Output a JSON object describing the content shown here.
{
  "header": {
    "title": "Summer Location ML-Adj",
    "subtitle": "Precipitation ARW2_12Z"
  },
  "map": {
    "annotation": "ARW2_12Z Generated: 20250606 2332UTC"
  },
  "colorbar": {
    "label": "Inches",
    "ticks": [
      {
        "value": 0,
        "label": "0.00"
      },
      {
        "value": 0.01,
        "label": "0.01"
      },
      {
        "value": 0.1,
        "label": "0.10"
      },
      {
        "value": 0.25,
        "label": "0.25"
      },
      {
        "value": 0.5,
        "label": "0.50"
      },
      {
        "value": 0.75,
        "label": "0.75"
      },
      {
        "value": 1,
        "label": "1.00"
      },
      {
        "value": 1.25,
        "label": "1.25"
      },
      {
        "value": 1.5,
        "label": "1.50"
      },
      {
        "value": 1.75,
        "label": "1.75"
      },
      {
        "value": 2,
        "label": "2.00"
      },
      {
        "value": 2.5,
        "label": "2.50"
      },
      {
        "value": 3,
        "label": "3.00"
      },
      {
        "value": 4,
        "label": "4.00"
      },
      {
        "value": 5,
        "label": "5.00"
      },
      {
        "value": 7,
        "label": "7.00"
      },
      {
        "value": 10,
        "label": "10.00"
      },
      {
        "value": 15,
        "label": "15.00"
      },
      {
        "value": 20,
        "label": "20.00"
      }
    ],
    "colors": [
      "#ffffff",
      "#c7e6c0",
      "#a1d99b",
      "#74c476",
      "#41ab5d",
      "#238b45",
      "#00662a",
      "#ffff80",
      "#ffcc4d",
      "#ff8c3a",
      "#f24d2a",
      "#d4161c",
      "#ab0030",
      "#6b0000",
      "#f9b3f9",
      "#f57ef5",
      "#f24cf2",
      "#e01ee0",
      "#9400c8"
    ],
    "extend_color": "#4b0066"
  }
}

**********

## GIVEN PROBLEM
Go through the listing above and restate it word for word.

## RESULT OF THE TASK
Output a JSON object describing the content shown here.
{
  "header": {
    "title": "Summer Location ML-Adj",
    "subtitle": "Precipitation ARW2_12Z"
  },
  "map": {
    "annotation": "ARW2_12Z Generated: 20250606 2332UTC"
  },
  "colorbar": {
    "label": "Inches",
    "ticks": [
      {
        "value": 0,
        "label": "0.00"
      },
      {
        "value": 0.01,
        "label": "0.01"
      },
      {
        "value": 0.1,
        "label": "0.10"
      },
      {
        "value": 0.25,
        "label": "0.25"
      },
      {
        "value": 0.5,
        "label": "0.50"
      },
      {
        "value": 0.75,
        "label": "0.75"
      },
      {
        "value": 1,
        "label": "1.00"
      },
      {
        "value": 1.25,
        "label": "1.25"
      },
      {
        "value": 1.5,
        "label": "1.50"
      },
      {
        "value": 1.75,
        "label": "1.75"
      },
      {
        "value": 2,
        "label": "2.00"
      },
      {
        "value": 2.5,
        "label": "2.50"
      },
      {
        "value": 3,
        "label": "3.00"
      },
      {
        "value": 4,
        "label": "4.00"
      },
      {
        "value": 5,
        "label": "5.00"
      },
      {
        "value": 7,
        "label": "7.00"
      },
      {
        "value": 10,
        "label": "10.00"
      },
      {
        "value": 15,
        "label": "15.00"
      },
      {
        "value": 20,
        "label": "20.00"
      }
    ],
    "colors": [
      "#ffffff",
      "#c7e6c0",
      "#a1d99b",
      "#74c476",
      "#41ab5d",
      "#238b45",
      "#00662a",
      "#ffff80",
      "#ffcc4d",
      "#ff8c3a",
      "#f24d2a",
      "#d4161c",
      "#ab0030",
      "#6b0000",
      "#f9b3f9",
      "#f57ef5",
      "#f24cf2",
      "#e01ee0",
      "#9400c8"
    ],
    "extend_color": "#4b0066"
  }
}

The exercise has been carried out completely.